** start of Records for this exercise **
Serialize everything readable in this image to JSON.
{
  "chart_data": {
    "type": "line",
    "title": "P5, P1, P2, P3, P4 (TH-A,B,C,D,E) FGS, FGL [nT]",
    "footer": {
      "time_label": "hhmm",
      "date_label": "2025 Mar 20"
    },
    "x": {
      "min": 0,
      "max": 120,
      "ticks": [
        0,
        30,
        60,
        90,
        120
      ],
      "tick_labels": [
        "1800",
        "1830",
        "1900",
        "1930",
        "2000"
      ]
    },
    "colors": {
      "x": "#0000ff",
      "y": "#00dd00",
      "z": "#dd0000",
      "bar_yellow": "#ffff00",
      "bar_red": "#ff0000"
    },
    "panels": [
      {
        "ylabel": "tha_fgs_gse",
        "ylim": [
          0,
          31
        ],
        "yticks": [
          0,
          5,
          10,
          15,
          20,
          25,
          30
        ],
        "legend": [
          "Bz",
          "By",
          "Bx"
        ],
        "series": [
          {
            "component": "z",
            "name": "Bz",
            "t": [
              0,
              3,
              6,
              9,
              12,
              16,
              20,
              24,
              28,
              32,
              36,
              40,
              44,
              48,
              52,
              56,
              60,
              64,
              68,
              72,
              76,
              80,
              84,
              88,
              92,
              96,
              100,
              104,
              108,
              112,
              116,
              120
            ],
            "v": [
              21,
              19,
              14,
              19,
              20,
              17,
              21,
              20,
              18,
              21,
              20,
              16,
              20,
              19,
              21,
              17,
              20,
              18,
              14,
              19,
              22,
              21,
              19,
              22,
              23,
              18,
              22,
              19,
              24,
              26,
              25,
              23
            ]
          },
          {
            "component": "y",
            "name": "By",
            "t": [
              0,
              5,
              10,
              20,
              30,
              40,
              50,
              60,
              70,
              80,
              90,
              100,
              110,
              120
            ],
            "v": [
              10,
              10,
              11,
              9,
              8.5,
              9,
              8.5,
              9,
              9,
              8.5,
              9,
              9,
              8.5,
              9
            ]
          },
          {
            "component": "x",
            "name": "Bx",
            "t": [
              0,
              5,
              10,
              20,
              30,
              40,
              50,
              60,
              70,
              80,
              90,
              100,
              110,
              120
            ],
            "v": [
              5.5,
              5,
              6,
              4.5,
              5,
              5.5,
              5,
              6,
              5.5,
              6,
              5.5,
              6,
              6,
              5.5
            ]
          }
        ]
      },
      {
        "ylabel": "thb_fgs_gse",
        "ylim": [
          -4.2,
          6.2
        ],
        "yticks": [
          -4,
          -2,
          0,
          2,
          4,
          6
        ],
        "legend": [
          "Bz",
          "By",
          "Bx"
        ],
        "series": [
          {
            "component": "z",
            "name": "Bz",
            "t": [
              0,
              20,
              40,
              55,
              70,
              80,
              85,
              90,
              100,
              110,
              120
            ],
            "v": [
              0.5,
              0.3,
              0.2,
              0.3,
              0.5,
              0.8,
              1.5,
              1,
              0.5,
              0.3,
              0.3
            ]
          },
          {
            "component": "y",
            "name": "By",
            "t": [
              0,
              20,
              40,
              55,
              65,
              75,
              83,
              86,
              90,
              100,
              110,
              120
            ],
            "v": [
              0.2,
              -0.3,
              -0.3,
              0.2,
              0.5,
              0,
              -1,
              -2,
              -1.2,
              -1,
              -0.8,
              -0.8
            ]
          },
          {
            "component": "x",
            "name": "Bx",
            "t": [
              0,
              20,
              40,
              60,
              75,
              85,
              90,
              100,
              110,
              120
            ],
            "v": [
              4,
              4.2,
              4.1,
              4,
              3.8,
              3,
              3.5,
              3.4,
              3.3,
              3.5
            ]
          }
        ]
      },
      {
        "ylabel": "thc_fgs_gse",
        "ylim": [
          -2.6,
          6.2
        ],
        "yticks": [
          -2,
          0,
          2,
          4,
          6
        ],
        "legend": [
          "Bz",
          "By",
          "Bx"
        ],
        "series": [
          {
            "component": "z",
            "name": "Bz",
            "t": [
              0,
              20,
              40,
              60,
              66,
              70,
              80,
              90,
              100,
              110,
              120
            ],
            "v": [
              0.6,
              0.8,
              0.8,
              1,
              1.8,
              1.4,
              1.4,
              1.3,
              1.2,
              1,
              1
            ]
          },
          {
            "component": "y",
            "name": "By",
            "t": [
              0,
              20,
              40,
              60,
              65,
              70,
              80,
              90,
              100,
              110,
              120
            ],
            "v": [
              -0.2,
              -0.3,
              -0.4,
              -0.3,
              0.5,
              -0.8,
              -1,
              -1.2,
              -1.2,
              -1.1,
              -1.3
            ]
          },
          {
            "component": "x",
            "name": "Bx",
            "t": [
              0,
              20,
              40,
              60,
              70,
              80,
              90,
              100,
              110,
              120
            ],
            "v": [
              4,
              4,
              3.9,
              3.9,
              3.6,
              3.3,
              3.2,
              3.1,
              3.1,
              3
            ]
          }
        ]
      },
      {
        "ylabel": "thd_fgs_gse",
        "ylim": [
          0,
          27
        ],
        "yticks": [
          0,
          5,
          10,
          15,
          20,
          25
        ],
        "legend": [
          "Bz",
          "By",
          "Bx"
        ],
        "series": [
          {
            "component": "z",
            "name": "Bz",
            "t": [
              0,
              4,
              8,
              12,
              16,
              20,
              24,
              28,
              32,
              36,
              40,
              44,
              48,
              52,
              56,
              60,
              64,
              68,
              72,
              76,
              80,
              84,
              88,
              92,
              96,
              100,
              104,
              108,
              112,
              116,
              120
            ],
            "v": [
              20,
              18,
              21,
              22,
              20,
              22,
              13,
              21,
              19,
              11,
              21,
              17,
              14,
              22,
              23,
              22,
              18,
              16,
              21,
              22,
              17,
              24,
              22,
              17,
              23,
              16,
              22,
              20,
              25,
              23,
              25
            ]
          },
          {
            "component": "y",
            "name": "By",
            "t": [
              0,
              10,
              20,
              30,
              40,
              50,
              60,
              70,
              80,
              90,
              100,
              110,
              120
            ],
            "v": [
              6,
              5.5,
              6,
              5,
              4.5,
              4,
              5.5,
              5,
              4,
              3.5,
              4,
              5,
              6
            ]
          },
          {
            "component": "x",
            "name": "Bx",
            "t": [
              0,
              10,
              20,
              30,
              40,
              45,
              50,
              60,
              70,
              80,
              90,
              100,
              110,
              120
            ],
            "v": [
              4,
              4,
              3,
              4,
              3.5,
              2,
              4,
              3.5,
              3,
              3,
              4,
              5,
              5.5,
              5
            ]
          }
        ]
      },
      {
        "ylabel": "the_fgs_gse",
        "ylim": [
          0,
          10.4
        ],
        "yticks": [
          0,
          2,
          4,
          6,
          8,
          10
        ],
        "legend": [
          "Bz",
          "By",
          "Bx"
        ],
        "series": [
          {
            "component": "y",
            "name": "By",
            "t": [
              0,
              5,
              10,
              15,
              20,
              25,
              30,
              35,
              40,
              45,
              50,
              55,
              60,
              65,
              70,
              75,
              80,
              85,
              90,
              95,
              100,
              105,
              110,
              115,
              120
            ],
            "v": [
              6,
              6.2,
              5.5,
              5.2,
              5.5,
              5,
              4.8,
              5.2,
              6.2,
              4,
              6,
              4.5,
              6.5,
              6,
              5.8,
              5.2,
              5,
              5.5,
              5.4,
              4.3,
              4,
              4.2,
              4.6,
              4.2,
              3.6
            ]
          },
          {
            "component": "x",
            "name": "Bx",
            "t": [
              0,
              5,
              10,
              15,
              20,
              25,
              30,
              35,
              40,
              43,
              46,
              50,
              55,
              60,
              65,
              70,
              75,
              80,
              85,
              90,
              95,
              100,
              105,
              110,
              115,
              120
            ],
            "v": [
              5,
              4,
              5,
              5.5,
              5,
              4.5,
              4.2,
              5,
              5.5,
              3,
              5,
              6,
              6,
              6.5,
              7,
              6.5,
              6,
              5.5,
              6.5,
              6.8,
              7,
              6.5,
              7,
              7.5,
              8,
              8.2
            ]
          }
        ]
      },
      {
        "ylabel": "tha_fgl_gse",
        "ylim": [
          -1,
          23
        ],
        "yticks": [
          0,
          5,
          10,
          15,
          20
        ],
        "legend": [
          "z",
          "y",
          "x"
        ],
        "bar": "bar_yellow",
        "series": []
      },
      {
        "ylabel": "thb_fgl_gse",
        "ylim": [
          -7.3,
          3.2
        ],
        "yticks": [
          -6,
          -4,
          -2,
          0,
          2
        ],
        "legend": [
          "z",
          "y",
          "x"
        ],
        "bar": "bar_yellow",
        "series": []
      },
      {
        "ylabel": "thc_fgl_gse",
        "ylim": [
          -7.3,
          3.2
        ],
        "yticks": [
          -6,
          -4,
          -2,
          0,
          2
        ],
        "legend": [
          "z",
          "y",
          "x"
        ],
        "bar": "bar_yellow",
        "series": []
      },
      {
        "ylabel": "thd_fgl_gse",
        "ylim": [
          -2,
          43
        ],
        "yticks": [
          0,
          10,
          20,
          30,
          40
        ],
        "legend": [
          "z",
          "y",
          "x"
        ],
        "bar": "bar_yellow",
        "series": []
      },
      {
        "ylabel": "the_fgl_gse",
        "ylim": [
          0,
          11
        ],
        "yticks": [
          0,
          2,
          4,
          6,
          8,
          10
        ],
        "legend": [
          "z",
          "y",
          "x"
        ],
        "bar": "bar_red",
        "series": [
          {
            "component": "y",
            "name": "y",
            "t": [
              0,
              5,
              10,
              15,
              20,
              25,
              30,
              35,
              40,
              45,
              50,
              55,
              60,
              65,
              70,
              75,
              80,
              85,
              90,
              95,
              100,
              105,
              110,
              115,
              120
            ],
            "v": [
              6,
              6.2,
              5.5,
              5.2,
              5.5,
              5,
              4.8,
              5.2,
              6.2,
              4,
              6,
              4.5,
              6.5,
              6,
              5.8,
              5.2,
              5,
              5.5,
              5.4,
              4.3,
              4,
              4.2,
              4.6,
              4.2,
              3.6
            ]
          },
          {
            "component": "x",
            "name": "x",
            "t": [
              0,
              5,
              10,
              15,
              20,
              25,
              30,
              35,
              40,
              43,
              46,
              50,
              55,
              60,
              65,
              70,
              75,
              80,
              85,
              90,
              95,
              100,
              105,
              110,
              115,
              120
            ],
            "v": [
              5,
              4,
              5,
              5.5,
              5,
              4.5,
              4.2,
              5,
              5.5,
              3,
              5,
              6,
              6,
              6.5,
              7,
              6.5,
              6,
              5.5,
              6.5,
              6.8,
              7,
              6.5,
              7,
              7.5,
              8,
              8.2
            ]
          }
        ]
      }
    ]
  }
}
** end of Records for this exercise **
* **What you are asked to do**: Filter lines by "ylabel" and return each hit.

* **Solution to this task**:
        "ylabel": "tha_fgs_gse",
        "ylabel": "thb_fgs_gse",
        "ylabel": "thc_fgs_gse",
        "ylabel": "thd_fgs_gse",
        "ylabel": "the_fgs_gse",
        "ylabel": "tha_fgl_gse",
        "ylabel": "thb_fgl_gse",
        "ylabel": "thc_fgl_gse",
        "ylabel": "thd_fgl_gse",
        "ylabel": "the_fgl_gse",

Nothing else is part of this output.